## Rows from a figure dataset

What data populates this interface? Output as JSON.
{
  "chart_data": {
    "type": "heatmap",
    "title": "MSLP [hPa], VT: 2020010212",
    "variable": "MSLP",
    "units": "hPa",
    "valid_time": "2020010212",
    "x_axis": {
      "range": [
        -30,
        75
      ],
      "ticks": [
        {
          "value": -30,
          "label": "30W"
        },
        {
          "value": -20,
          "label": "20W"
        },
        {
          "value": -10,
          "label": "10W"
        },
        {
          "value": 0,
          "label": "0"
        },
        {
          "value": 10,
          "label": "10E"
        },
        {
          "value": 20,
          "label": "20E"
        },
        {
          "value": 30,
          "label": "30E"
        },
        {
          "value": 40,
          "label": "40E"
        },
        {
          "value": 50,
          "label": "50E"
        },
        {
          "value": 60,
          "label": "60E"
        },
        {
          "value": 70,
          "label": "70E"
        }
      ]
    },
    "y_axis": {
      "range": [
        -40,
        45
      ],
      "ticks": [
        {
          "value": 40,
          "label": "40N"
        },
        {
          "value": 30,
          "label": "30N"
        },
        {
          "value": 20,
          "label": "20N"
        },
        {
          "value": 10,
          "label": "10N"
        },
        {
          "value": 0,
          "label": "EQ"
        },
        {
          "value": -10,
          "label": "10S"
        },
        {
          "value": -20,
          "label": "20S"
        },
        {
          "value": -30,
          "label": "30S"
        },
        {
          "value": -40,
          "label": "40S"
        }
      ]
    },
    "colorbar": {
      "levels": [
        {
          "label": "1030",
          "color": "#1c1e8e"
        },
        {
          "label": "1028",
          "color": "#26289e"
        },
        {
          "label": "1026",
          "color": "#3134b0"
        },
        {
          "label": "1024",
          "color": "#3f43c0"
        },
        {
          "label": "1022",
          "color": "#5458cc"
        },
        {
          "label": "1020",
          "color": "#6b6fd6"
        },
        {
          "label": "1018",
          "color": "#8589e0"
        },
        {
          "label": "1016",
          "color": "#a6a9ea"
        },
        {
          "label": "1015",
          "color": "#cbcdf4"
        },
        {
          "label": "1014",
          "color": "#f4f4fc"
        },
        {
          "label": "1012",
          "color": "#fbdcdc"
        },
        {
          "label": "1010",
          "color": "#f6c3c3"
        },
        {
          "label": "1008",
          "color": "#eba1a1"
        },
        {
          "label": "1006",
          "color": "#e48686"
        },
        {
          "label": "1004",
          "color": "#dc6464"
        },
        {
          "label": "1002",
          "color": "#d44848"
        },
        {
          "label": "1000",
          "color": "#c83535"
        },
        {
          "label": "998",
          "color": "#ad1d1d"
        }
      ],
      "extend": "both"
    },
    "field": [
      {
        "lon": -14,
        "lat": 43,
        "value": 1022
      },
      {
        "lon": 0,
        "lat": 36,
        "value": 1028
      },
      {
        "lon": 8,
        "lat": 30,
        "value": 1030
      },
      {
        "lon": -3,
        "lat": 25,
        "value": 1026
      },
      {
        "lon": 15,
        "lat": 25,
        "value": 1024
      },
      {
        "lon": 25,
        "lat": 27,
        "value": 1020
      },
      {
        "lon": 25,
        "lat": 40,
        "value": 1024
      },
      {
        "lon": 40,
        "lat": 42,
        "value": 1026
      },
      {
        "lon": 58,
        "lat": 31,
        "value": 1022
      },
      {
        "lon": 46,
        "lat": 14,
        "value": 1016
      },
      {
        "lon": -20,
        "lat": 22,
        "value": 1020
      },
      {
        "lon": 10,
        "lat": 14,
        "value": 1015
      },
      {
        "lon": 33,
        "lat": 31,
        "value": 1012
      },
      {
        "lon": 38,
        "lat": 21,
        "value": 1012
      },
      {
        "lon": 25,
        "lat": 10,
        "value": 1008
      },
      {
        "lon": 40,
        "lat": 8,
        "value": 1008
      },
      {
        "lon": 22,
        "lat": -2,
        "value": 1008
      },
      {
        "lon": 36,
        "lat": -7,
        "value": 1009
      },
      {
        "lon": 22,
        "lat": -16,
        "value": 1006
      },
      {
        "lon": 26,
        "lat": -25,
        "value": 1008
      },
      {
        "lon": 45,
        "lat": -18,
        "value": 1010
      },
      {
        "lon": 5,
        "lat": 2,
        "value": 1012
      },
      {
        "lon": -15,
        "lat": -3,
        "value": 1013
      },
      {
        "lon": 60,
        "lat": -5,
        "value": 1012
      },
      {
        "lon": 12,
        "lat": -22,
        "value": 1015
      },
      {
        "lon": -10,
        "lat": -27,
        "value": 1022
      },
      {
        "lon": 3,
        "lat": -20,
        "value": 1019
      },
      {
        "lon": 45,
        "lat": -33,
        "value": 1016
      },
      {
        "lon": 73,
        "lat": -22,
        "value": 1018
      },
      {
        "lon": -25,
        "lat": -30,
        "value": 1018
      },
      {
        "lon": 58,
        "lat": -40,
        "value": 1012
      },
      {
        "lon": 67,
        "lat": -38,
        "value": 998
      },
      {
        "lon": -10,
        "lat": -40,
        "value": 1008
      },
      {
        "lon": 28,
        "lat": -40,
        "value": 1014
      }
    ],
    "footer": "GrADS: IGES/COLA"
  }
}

## REQUIRED TASK
Return every line above that contains the word "MSLP".

## CORRECT ANSWER
    "title": "MSLP [hPa], VT: 2020010212",
    "variable": "MSLP",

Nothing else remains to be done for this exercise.